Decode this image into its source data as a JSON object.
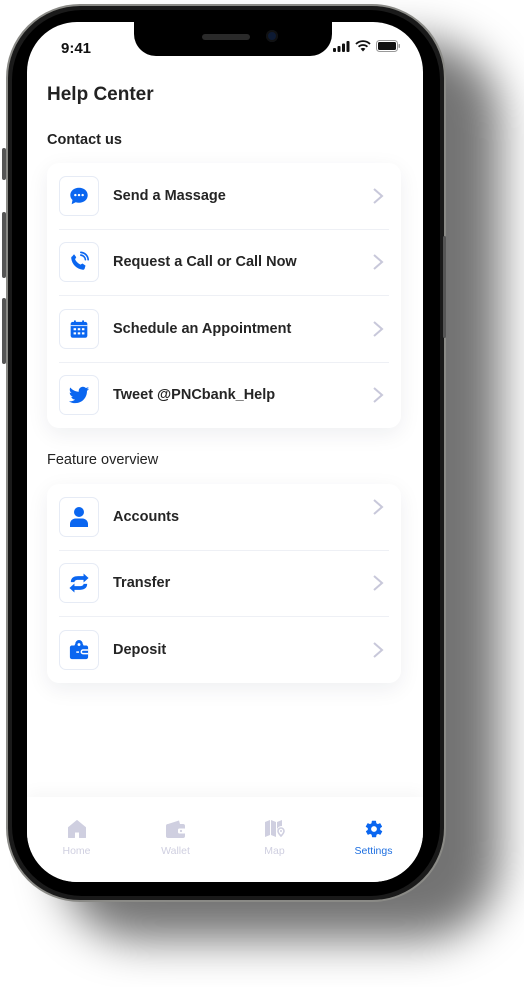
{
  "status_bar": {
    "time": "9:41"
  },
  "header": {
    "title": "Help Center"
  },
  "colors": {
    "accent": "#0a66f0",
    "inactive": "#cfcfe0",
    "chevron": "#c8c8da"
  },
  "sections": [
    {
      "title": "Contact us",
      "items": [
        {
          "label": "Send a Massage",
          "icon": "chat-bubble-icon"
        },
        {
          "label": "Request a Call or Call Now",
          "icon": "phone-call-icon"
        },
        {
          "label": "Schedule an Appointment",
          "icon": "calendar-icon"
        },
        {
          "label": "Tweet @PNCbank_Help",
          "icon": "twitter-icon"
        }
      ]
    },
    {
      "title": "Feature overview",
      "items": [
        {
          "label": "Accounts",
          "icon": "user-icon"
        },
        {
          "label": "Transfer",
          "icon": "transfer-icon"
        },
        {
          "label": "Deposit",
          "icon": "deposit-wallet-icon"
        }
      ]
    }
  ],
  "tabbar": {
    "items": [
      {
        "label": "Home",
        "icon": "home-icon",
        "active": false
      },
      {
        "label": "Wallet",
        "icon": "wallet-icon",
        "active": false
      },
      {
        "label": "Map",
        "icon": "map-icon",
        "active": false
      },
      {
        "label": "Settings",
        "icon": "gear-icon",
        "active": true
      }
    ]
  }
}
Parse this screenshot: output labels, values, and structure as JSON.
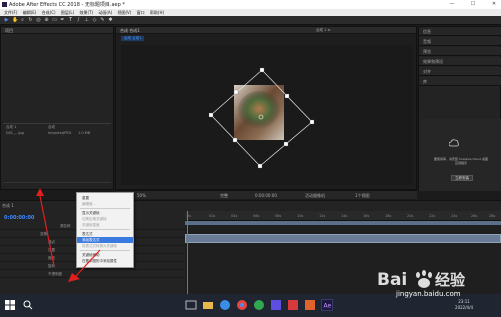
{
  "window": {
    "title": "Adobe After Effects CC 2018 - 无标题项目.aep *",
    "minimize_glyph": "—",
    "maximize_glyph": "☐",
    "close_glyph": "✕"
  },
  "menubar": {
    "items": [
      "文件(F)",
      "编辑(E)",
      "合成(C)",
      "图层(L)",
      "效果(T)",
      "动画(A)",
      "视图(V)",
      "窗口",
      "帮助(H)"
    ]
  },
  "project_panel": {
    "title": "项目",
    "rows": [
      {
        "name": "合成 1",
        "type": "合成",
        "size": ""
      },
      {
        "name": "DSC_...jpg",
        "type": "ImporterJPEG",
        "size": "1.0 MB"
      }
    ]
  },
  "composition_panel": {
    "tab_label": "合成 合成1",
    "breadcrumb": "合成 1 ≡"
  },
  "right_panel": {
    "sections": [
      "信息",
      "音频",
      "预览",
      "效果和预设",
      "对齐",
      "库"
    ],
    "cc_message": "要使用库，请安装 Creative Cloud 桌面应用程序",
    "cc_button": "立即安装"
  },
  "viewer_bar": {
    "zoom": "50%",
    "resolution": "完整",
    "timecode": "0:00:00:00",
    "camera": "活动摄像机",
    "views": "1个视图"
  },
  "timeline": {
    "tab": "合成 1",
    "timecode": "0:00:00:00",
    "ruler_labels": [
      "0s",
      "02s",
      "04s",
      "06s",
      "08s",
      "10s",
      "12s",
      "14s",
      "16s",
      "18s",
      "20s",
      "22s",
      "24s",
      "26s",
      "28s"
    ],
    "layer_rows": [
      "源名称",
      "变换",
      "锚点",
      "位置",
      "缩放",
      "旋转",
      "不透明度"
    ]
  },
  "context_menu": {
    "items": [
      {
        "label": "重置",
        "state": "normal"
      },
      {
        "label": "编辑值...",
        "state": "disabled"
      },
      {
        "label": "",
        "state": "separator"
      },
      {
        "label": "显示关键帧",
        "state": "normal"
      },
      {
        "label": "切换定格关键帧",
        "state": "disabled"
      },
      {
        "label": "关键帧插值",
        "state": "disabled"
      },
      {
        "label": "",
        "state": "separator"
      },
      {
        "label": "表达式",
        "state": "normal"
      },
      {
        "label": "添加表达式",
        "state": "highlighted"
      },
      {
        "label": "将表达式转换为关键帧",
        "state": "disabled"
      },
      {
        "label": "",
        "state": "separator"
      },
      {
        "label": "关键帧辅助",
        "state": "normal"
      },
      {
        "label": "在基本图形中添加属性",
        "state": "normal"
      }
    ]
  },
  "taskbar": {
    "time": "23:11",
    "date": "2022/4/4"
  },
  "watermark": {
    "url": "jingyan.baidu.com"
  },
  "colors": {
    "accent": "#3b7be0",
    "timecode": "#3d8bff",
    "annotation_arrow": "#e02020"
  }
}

********

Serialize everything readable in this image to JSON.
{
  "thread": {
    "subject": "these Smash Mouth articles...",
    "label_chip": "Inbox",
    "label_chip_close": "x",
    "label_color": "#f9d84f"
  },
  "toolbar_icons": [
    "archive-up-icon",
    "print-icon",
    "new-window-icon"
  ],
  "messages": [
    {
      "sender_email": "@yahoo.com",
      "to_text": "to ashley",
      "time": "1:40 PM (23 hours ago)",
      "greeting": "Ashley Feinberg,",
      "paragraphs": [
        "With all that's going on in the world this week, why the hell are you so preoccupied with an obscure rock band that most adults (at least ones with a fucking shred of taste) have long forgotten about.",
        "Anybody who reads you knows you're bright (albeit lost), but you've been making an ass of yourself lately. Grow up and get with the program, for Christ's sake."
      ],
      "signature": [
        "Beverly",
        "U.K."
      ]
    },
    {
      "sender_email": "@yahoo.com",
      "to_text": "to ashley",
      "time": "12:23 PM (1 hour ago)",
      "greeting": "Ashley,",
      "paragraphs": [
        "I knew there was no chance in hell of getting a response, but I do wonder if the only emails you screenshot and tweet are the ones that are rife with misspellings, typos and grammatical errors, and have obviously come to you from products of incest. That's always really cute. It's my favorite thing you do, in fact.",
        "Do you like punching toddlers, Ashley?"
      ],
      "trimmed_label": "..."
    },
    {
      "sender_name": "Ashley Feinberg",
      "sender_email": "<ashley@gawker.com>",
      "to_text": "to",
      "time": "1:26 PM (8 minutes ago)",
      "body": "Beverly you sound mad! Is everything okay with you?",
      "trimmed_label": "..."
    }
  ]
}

********

Task objective
Which lines include the word "everything"? Copy every one of them.

Task response
Serialize everything readable in this image to JSON.
      "body": "Beverly you sound mad! Is everything okay with you?",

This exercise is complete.